Start of Record list

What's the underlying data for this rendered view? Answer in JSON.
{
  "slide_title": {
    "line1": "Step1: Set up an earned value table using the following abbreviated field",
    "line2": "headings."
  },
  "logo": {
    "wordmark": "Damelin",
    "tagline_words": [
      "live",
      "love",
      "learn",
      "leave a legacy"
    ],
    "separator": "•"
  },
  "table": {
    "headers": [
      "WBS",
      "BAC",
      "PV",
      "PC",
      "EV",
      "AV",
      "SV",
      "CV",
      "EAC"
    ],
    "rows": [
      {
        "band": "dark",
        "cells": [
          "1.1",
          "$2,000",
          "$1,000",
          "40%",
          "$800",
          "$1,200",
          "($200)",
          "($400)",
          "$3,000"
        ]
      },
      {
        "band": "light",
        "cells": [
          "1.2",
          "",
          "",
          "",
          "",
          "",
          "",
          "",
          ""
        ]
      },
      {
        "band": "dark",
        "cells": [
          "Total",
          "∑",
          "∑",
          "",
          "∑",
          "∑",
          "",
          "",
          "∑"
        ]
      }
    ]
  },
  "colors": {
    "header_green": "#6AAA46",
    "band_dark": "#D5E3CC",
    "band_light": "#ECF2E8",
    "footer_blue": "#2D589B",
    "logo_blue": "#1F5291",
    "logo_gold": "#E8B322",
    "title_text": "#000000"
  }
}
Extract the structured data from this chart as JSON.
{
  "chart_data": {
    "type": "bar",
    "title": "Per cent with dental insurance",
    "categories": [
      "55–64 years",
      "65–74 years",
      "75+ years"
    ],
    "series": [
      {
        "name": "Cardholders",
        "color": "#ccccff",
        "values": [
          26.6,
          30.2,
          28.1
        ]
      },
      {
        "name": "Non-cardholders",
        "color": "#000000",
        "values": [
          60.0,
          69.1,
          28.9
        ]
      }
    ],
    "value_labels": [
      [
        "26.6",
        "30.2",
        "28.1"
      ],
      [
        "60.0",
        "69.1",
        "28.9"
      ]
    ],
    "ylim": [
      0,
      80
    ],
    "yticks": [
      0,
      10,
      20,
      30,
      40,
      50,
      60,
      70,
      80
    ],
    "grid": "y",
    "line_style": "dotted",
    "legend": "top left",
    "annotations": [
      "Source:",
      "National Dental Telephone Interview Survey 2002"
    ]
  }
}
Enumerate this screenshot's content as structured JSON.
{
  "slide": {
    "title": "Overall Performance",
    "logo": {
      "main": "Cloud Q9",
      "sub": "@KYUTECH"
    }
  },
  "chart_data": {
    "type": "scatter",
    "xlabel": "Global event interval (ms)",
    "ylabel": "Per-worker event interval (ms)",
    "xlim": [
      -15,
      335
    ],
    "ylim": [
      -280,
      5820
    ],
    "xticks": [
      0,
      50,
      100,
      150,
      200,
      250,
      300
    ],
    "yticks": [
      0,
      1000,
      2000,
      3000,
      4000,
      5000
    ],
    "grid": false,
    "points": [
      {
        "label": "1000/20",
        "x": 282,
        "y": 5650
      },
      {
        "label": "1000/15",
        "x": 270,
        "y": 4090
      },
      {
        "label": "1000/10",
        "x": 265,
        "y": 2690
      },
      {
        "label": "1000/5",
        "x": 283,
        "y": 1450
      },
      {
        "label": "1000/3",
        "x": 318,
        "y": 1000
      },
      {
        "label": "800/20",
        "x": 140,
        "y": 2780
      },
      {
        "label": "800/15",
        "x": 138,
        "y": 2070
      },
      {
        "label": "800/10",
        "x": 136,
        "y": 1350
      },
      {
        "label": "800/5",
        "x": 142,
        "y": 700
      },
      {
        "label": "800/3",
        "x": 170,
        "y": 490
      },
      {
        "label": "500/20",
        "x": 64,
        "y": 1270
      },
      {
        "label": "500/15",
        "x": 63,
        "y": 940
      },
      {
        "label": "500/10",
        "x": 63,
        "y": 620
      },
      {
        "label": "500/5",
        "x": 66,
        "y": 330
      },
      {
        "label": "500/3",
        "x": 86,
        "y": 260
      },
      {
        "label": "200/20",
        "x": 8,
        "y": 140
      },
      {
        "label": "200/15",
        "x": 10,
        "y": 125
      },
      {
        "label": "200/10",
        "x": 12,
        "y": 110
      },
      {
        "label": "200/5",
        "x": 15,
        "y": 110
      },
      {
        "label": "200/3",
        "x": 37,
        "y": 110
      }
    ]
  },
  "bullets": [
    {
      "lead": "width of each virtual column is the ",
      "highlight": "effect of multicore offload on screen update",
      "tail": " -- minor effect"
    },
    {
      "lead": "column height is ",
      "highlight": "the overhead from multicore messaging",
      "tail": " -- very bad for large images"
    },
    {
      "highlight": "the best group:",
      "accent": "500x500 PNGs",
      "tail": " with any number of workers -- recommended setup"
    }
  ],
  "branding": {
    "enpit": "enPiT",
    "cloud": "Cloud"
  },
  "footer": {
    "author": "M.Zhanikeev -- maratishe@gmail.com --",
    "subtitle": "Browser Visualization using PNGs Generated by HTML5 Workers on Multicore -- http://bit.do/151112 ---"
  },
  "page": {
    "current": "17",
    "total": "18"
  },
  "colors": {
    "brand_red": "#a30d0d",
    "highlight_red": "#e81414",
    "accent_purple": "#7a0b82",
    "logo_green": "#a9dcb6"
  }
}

End of Record list

Written problem →
Repeat the material from above exactly, word for word.

Exercise output →
What's the underlying data for this rendered view? Answer in JSON.
{
  "slide_title": {
    "line1": "Step1: Set up an earned value table using the following abbreviated field",
    "line2": "headings."
  },
  "logo": {
    "wordmark": "Damelin",
    "tagline_words": [
      "live",
      "love",
      "learn",
      "leave a legacy"
    ],
    "separator": "•"
  },
  "table": {
    "headers": [
      "WBS",
      "BAC",
      "PV",
      "PC",
      "EV",
      "AV",
      "SV",
      "CV",
      "EAC"
    ],
    "rows": [
      {
        "band": "dark",
        "cells": [
          "1.1",
          "$2,000",
          "$1,000",
          "40%",
          "$800",
          "$1,200",
          "($200)",
          "($400)",
          "$3,000"
        ]
      },
      {
        "band": "light",
        "cells": [
          "1.2",
          "",
          "",
          "",
          "",
          "",
          "",
          "",
          ""
        ]
      },
      {
        "band": "dark",
        "cells": [
          "Total",
          "∑",
          "∑",
          "",
          "∑",
          "∑",
          "",
          "",
          "∑"
        ]
      }
    ]
  },
  "colors": {
    "header_green": "#6AAA46",
    "band_dark": "#D5E3CC",
    "band_light": "#ECF2E8",
    "footer_blue": "#2D589B",
    "logo_blue": "#1F5291",
    "logo_gold": "#E8B322",
    "title_text": "#000000"
  }
}
Extract the structured data from this chart as JSON.
{
  "chart_data": {
    "type": "bar",
    "title": "Per cent with dental insurance",
    "categories": [
      "55–64 years",
      "65–74 years",
      "75+ years"
    ],
    "series": [
      {
        "name": "Cardholders",
        "color": "#ccccff",
        "values": [
          26.6,
          30.2,
          28.1
        ]
      },
      {
        "name": "Non-cardholders",
        "color": "#000000",
        "values": [
          60.0,
          69.1,
          28.9
        ]
      }
    ],
    "value_labels": [
      [
        "26.6",
        "30.2",
        "28.1"
      ],
      [
        "60.0",
        "69.1",
        "28.9"
      ]
    ],
    "ylim": [
      0,
      80
    ],
    "yticks": [
      0,
      10,
      20,
      30,
      40,
      50,
      60,
      70,
      80
    ],
    "grid": "y",
    "line_style": "dotted",
    "legend": "top left",
    "annotations": [
      "Source:",
      "National Dental Telephone Interview Survey 2002"
    ]
  }
}
Enumerate this screenshot's content as structured JSON.
{
  "slide": {
    "title": "Overall Performance",
    "logo": {
      "main": "Cloud Q9",
      "sub": "@KYUTECH"
    }
  },
  "chart_data": {
    "type": "scatter",
    "xlabel": "Global event interval (ms)",
    "ylabel": "Per-worker event interval (ms)",
    "xlim": [
      -15,
      335
    ],
    "ylim": [
      -280,
      5820
    ],
    "xticks": [
      0,
      50,
      100,
      150,
      200,
      250,
      300
    ],
    "yticks": [
      0,
      1000,
      2000,
      3000,
      4000,
      5000
    ],
    "grid": false,
    "points": [
      {
        "label": "1000/20",
        "x": 282,
        "y": 5650
      },
      {
        "label": "1000/15",
        "x": 270,
        "y": 4090
      },
      {
        "label": "1000/10",
        "x": 265,
        "y": 2690
      },
      {
        "label": "1000/5",
        "x": 283,
        "y": 1450
      },
      {
        "label": "1000/3",
        "x": 318,
        "y": 1000
      },
      {
        "label": "800/20",
        "x": 140,
        "y": 2780
      },
      {
        "label": "800/15",
        "x": 138,
        "y": 2070
      },
      {
        "label": "800/10",
        "x": 136,
        "y": 1350
      },
      {
        "label": "800/5",
        "x": 142,
        "y": 700
      },
      {
        "label": "800/3",
        "x": 170,
        "y": 490
      },
      {
        "label": "500/20",
        "x": 64,
        "y": 1270
      },
      {
        "label": "500/15",
        "x": 63,
        "y": 940
      },
      {
        "label": "500/10",
        "x": 63,
        "y": 620
      },
      {
        "label": "500/5",
        "x": 66,
        "y": 330
      },
      {
        "label": "500/3",
        "x": 86,
        "y": 260
      },
      {
        "label": "200/20",
        "x": 8,
        "y": 140
      },
      {
        "label": "200/15",
        "x": 10,
        "y": 125
      },
      {
        "label": "200/10",
        "x": 12,
        "y": 110
      },
      {
        "label": "200/5",
        "x": 15,
        "y": 110
      },
      {
        "label": "200/3",
        "x": 37,
        "y": 110
      }
    ]
  },
  "bullets": [
    {
      "lead": "width of each virtual column is the ",
      "highlight": "effect of multicore offload on screen update",
      "tail": " -- minor effect"
    },
    {
      "lead": "column height is ",
      "highlight": "the overhead from multicore messaging",
      "tail": " -- very bad for large images"
    },
    {
      "highlight": "the best group:",
      "accent": "500x500 PNGs",
      "tail": " with any number of workers -- recommended setup"
    }
  ],
  "branding": {
    "enpit": "enPiT",
    "cloud": "Cloud"
  },
  "footer": {
    "author": "M.Zhanikeev -- maratishe@gmail.com --",
    "subtitle": "Browser Visualization using PNGs Generated by HTML5 Workers on Multicore -- http://bit.do/151112 ---"
  },
  "page": {
    "current": "17",
    "total": "18"
  },
  "colors": {
    "brand_red": "#a30d0d",
    "highlight_red": "#e81414",
    "accent_purple": "#7a0b82",
    "logo_green": "#a9dcb6"
  }
}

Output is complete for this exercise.